BEGIN Dataset records

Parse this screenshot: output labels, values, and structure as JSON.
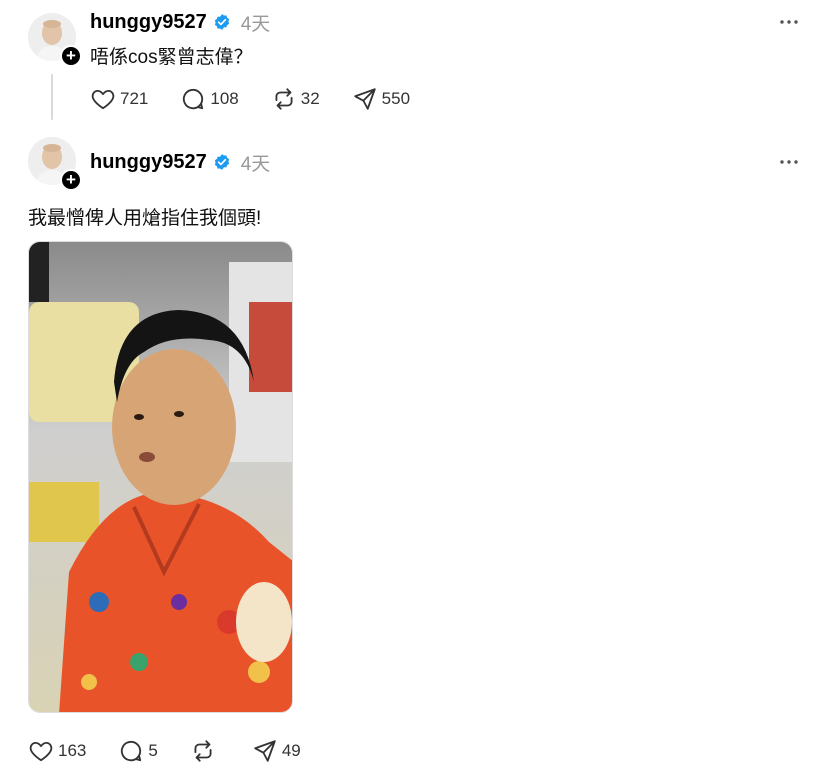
{
  "posts": [
    {
      "username": "hunggy9527",
      "time": "4天",
      "text": "唔係cos緊曾志偉？",
      "stats": {
        "likes": "721",
        "replies": "108",
        "reposts": "32",
        "shares": "550"
      }
    },
    {
      "username": "hunggy9527",
      "time": "4天",
      "text": "我最憎俾人用熗指住我個頭!",
      "stats": {
        "likes": "163",
        "replies": "5",
        "reposts": "",
        "shares": "49"
      }
    }
  ],
  "colors": {
    "verified": "#1d9bf0",
    "muted": "#999999",
    "icon": "#333333"
  },
  "icons": [
    "heart-icon",
    "comment-icon",
    "repost-icon",
    "share-icon",
    "more-icon",
    "verified-icon",
    "plus-icon"
  ]
}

END Dataset records

### Exercise details
Reproduce all of the entries word for word, skipping any pictures they hold.

### The result
Parse this screenshot: output labels, values, and structure as JSON.
{
  "posts": [
    {
      "username": "hunggy9527",
      "time": "4天",
      "text": "唔係cos緊曾志偉？",
      "stats": {
        "likes": "721",
        "replies": "108",
        "reposts": "32",
        "shares": "550"
      }
    },
    {
      "username": "hunggy9527",
      "time": "4天",
      "text": "我最憎俾人用熗指住我個頭!",
      "stats": {
        "likes": "163",
        "replies": "5",
        "reposts": "",
        "shares": "49"
      }
    }
  ],
  "colors": {
    "verified": "#1d9bf0",
    "muted": "#999999",
    "icon": "#333333"
  },
  "icons": [
    "heart-icon",
    "comment-icon",
    "repost-icon",
    "share-icon",
    "more-icon",
    "verified-icon",
    "plus-icon"
  ]
}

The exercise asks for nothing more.